§ Task brief
Tally the lines that include "Spectral". Output the number only.

#### Material

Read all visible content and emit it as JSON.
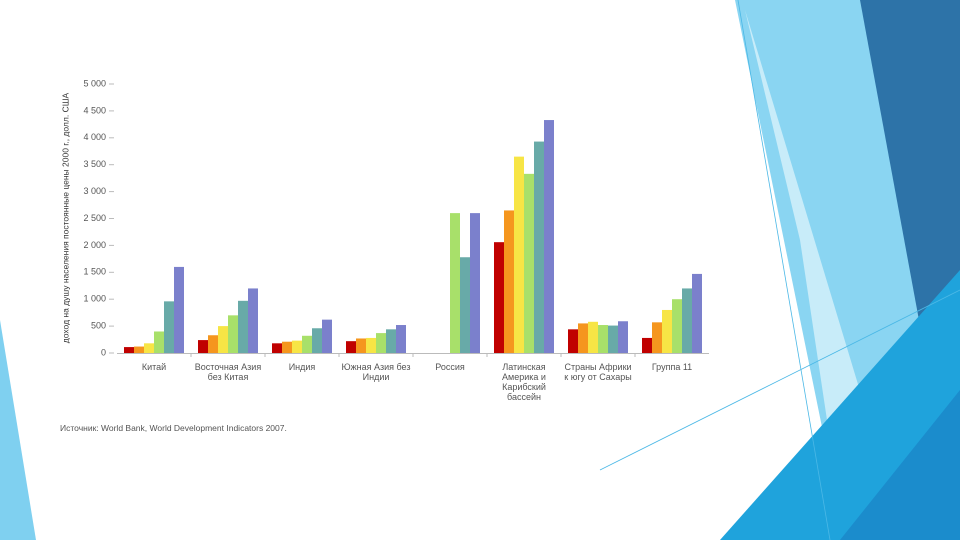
{
  "chart_data": {
    "type": "bar",
    "y_label": "доход на душу населения постоянные цены 2000 г., долл. США",
    "source": "Источник: World Bank, World Development Indicators 2007.",
    "categories": [
      "Китай",
      "Восточная Азия без Китая",
      "Индия",
      "Южная Азия без Индии",
      "Россия",
      "Латинская Америка и Карибский бассейн",
      "Страны Африки к югу от Сахары",
      "Группа 11"
    ],
    "series": [
      {
        "color": "#c00000",
        "values": [
          110,
          240,
          180,
          220,
          null,
          2060,
          440,
          280
        ]
      },
      {
        "color": "#f5961e",
        "values": [
          120,
          330,
          210,
          270,
          null,
          2650,
          550,
          570
        ]
      },
      {
        "color": "#f7e545",
        "values": [
          180,
          500,
          230,
          280,
          null,
          3650,
          580,
          800
        ]
      },
      {
        "color": "#a8e06a",
        "values": [
          400,
          700,
          320,
          370,
          2600,
          3330,
          520,
          1000
        ]
      },
      {
        "color": "#68aaa8",
        "values": [
          960,
          970,
          460,
          440,
          1780,
          3930,
          510,
          1200
        ]
      },
      {
        "color": "#7b80cc",
        "values": [
          1600,
          1200,
          620,
          520,
          2600,
          4330,
          590,
          1470
        ]
      }
    ],
    "ylim": [
      0,
      5000
    ],
    "yticks": [
      0,
      500,
      {
        "value": 1000,
        "label": "1 000"
      },
      {
        "value": 1500,
        "label": "1 500"
      },
      {
        "value": 2000,
        "label": "2 000"
      },
      {
        "value": 2500,
        "label": "2 500"
      },
      {
        "value": 3000,
        "label": "3 000"
      },
      {
        "value": 3500,
        "label": "3 500"
      },
      {
        "value": 4000,
        "label": "4 000"
      },
      {
        "value": 4500,
        "label": "4 500"
      },
      {
        "value": 5000,
        "label": "5 000"
      }
    ],
    "grid": false
  }
}
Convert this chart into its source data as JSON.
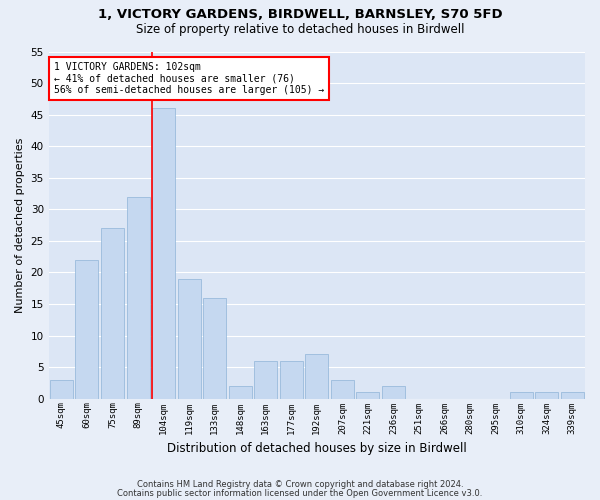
{
  "title_line1": "1, VICTORY GARDENS, BIRDWELL, BARNSLEY, S70 5FD",
  "title_line2": "Size of property relative to detached houses in Birdwell",
  "xlabel": "Distribution of detached houses by size in Birdwell",
  "ylabel": "Number of detached properties",
  "bar_color": "#c5d8f0",
  "bar_edge_color": "#8fb4d8",
  "bg_color": "#dce6f5",
  "grid_color": "#ffffff",
  "fig_bg_color": "#e8eef8",
  "categories": [
    "45sqm",
    "60sqm",
    "75sqm",
    "89sqm",
    "104sqm",
    "119sqm",
    "133sqm",
    "148sqm",
    "163sqm",
    "177sqm",
    "192sqm",
    "207sqm",
    "221sqm",
    "236sqm",
    "251sqm",
    "266sqm",
    "280sqm",
    "295sqm",
    "310sqm",
    "324sqm",
    "339sqm"
  ],
  "values": [
    3,
    22,
    27,
    32,
    46,
    19,
    16,
    2,
    6,
    6,
    7,
    3,
    1,
    2,
    0,
    0,
    0,
    0,
    1,
    1,
    1
  ],
  "ylim": [
    0,
    55
  ],
  "yticks": [
    0,
    5,
    10,
    15,
    20,
    25,
    30,
    35,
    40,
    45,
    50,
    55
  ],
  "red_line_bar_index": 4,
  "annotation_text_line1": "1 VICTORY GARDENS: 102sqm",
  "annotation_text_line2": "← 41% of detached houses are smaller (76)",
  "annotation_text_line3": "56% of semi-detached houses are larger (105) →",
  "footer_line1": "Contains HM Land Registry data © Crown copyright and database right 2024.",
  "footer_line2": "Contains public sector information licensed under the Open Government Licence v3.0."
}
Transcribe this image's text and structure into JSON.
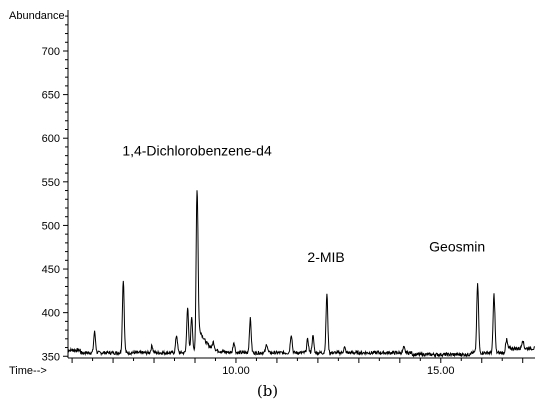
{
  "chart_data": {
    "type": "line",
    "ylabel": "Abundance",
    "xlabel": "Time-->",
    "xlim": [
      5.9,
      17.3
    ],
    "ylim": [
      348,
      747
    ],
    "x_ticks": [
      {
        "value": 10,
        "label": "10.00"
      },
      {
        "value": 15,
        "label": "15.00"
      }
    ],
    "y_ticks": [
      350,
      400,
      450,
      500,
      550,
      600,
      650,
      700
    ],
    "baseline": 354,
    "peaks": [
      {
        "x": 6.55,
        "y": 378
      },
      {
        "x": 7.25,
        "y": 438
      },
      {
        "x": 7.95,
        "y": 362
      },
      {
        "x": 8.55,
        "y": 374
      },
      {
        "x": 8.82,
        "y": 406
      },
      {
        "x": 8.92,
        "y": 396
      },
      {
        "x": 9.05,
        "y": 541
      },
      {
        "x": 9.45,
        "y": 362
      },
      {
        "x": 9.95,
        "y": 366
      },
      {
        "x": 10.35,
        "y": 393
      },
      {
        "x": 10.75,
        "y": 364
      },
      {
        "x": 11.35,
        "y": 375
      },
      {
        "x": 11.75,
        "y": 369
      },
      {
        "x": 11.88,
        "y": 373
      },
      {
        "x": 12.22,
        "y": 421
      },
      {
        "x": 12.65,
        "y": 360
      },
      {
        "x": 14.1,
        "y": 360
      },
      {
        "x": 15.9,
        "y": 432
      },
      {
        "x": 16.3,
        "y": 421
      },
      {
        "x": 16.6,
        "y": 366
      },
      {
        "x": 17.0,
        "y": 364
      }
    ],
    "annotations": [
      {
        "text": "1,4-Dichlorobenzene-d4",
        "x": 9.05,
        "y": 580
      },
      {
        "text": "2-MIB",
        "x": 12.2,
        "y": 458
      },
      {
        "text": "Geosmin",
        "x": 15.4,
        "y": 470
      }
    ]
  },
  "caption": "(b)"
}
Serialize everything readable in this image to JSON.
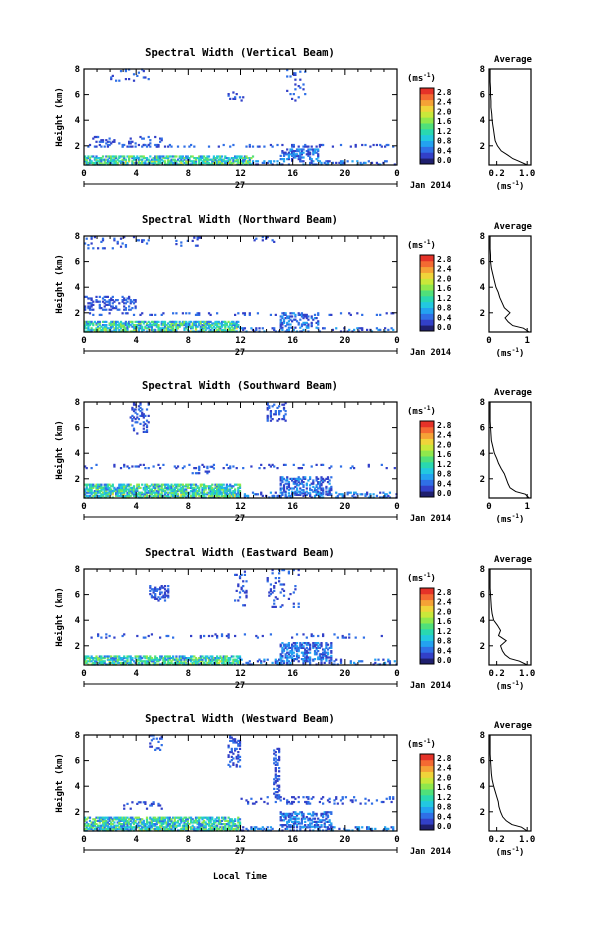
{
  "figure": {
    "xlabel": "Local Time",
    "ylabel": "Height (km)",
    "x_ticks": [
      "0",
      "4",
      "8",
      "12",
      "16",
      "20",
      "0"
    ],
    "date_day": "27",
    "date_month": "Jan 2014",
    "colorbar": {
      "unit": "(ms",
      "unit_sup": "-1",
      "unit_close": ")",
      "ticks": [
        "0.0",
        "0.4",
        "0.8",
        "1.2",
        "1.6",
        "2.0",
        "2.4",
        "2.8"
      ],
      "colors": [
        "#1f1f6e",
        "#3240c8",
        "#2f6fe6",
        "#23a2f0",
        "#22c8e0",
        "#29d8b0",
        "#4fe07a",
        "#8fe84c",
        "#c9e83a",
        "#f0d43a",
        "#f5a236",
        "#f46a32",
        "#e53228"
      ]
    },
    "avg_title": "Average",
    "avg_unit": "(ms",
    "avg_unit_sup": "-1",
    "avg_unit_close": ")"
  },
  "chart_data": [
    {
      "type": "heatmap",
      "title": "Spectral Width (Vertical Beam)",
      "y_ticks": [
        "2",
        "4",
        "6",
        "8"
      ],
      "xlim": [
        0,
        24
      ],
      "ylim": [
        0.5,
        8
      ],
      "average_profile": {
        "title": "Average",
        "x_ticks": [
          "0.2",
          "1.0"
        ],
        "y_ticks": [
          "2",
          "4",
          "6",
          "8"
        ],
        "xlim": [
          0,
          1.1
        ],
        "heights": [
          0.5,
          0.8,
          1.0,
          1.3,
          1.6,
          2.0,
          2.4,
          2.8,
          3.2,
          3.6,
          4.0,
          4.5,
          5.0,
          5.5,
          6.0,
          6.5,
          7.0,
          7.5,
          8.0
        ],
        "values": [
          1.0,
          0.78,
          0.62,
          0.48,
          0.32,
          0.22,
          0.16,
          0.14,
          0.12,
          0.1,
          0.08,
          0.07,
          0.05,
          0.05,
          0.04,
          0.04,
          0.03,
          0.03,
          0.03
        ]
      }
    },
    {
      "type": "heatmap",
      "title": "Spectral Width (Northward Beam)",
      "y_ticks": [
        "2",
        "4",
        "6",
        "8"
      ],
      "xlim": [
        0,
        24
      ],
      "ylim": [
        0.5,
        8
      ],
      "average_profile": {
        "title": "Average",
        "x_ticks": [
          "0",
          "1"
        ],
        "y_ticks": [
          "2",
          "4",
          "6",
          "8"
        ],
        "xlim": [
          0,
          1.1
        ],
        "heights": [
          0.5,
          0.8,
          1.0,
          1.3,
          1.6,
          2.0,
          2.4,
          2.8,
          3.2,
          3.6,
          4.0,
          4.5,
          5.0,
          5.5,
          6.0,
          6.5,
          7.0,
          7.5,
          8.0
        ],
        "values": [
          1.05,
          0.9,
          0.62,
          0.5,
          0.42,
          0.55,
          0.4,
          0.34,
          0.28,
          0.24,
          0.18,
          0.14,
          0.1,
          0.06,
          0.04,
          0.04,
          0.03,
          0.03,
          0.03
        ]
      }
    },
    {
      "type": "heatmap",
      "title": "Spectral Width (Southward Beam)",
      "y_ticks": [
        "2",
        "4",
        "6",
        "8"
      ],
      "xlim": [
        0,
        24
      ],
      "ylim": [
        0.5,
        8
      ],
      "average_profile": {
        "title": "Average",
        "x_ticks": [
          "0",
          "1"
        ],
        "y_ticks": [
          "2",
          "4",
          "6",
          "8"
        ],
        "xlim": [
          0,
          1.1
        ],
        "heights": [
          0.5,
          0.8,
          1.0,
          1.3,
          1.6,
          2.0,
          2.4,
          2.8,
          3.2,
          3.6,
          4.0,
          4.5,
          5.0,
          5.5,
          6.0,
          6.5,
          7.0,
          7.5,
          8.0
        ],
        "values": [
          1.05,
          0.95,
          0.7,
          0.55,
          0.5,
          0.45,
          0.4,
          0.32,
          0.25,
          0.2,
          0.14,
          0.1,
          0.06,
          0.05,
          0.04,
          0.03,
          0.03,
          0.03,
          0.03
        ]
      }
    },
    {
      "type": "heatmap",
      "title": "Spectral Width (Eastward Beam)",
      "y_ticks": [
        "2",
        "4",
        "6",
        "8"
      ],
      "xlim": [
        0,
        24
      ],
      "ylim": [
        0.5,
        8
      ],
      "average_profile": {
        "title": "Average",
        "x_ticks": [
          "0.2",
          "1.0"
        ],
        "y_ticks": [
          "2",
          "4",
          "6",
          "8"
        ],
        "xlim": [
          0,
          1.1
        ],
        "heights": [
          0.5,
          0.8,
          1.0,
          1.3,
          1.6,
          2.0,
          2.4,
          2.8,
          3.2,
          3.6,
          4.0,
          4.5,
          5.0,
          5.5,
          6.0,
          6.5,
          7.0,
          7.5,
          8.0
        ],
        "values": [
          1.0,
          0.8,
          0.55,
          0.42,
          0.35,
          0.3,
          0.45,
          0.25,
          0.3,
          0.22,
          0.12,
          0.08,
          0.06,
          0.05,
          0.04,
          0.03,
          0.03,
          0.03,
          0.03
        ]
      }
    },
    {
      "type": "heatmap",
      "title": "Spectral Width (Westward Beam)",
      "y_ticks": [
        "2",
        "4",
        "6",
        "8"
      ],
      "xlim": [
        0,
        24
      ],
      "ylim": [
        0.5,
        8
      ],
      "average_profile": {
        "title": "Average",
        "x_ticks": [
          "0.2",
          "1.0"
        ],
        "y_ticks": [
          "2",
          "4",
          "6",
          "8"
        ],
        "xlim": [
          0,
          1.1
        ],
        "heights": [
          0.5,
          0.8,
          1.0,
          1.3,
          1.6,
          2.0,
          2.4,
          2.8,
          3.2,
          3.6,
          4.0,
          4.5,
          5.0,
          5.5,
          6.0,
          6.5,
          7.0,
          7.5,
          8.0
        ],
        "values": [
          1.0,
          0.85,
          0.6,
          0.45,
          0.36,
          0.3,
          0.26,
          0.24,
          0.2,
          0.16,
          0.12,
          0.08,
          0.06,
          0.05,
          0.04,
          0.03,
          0.03,
          0.03,
          0.03
        ]
      }
    }
  ]
}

########

§ Task output
5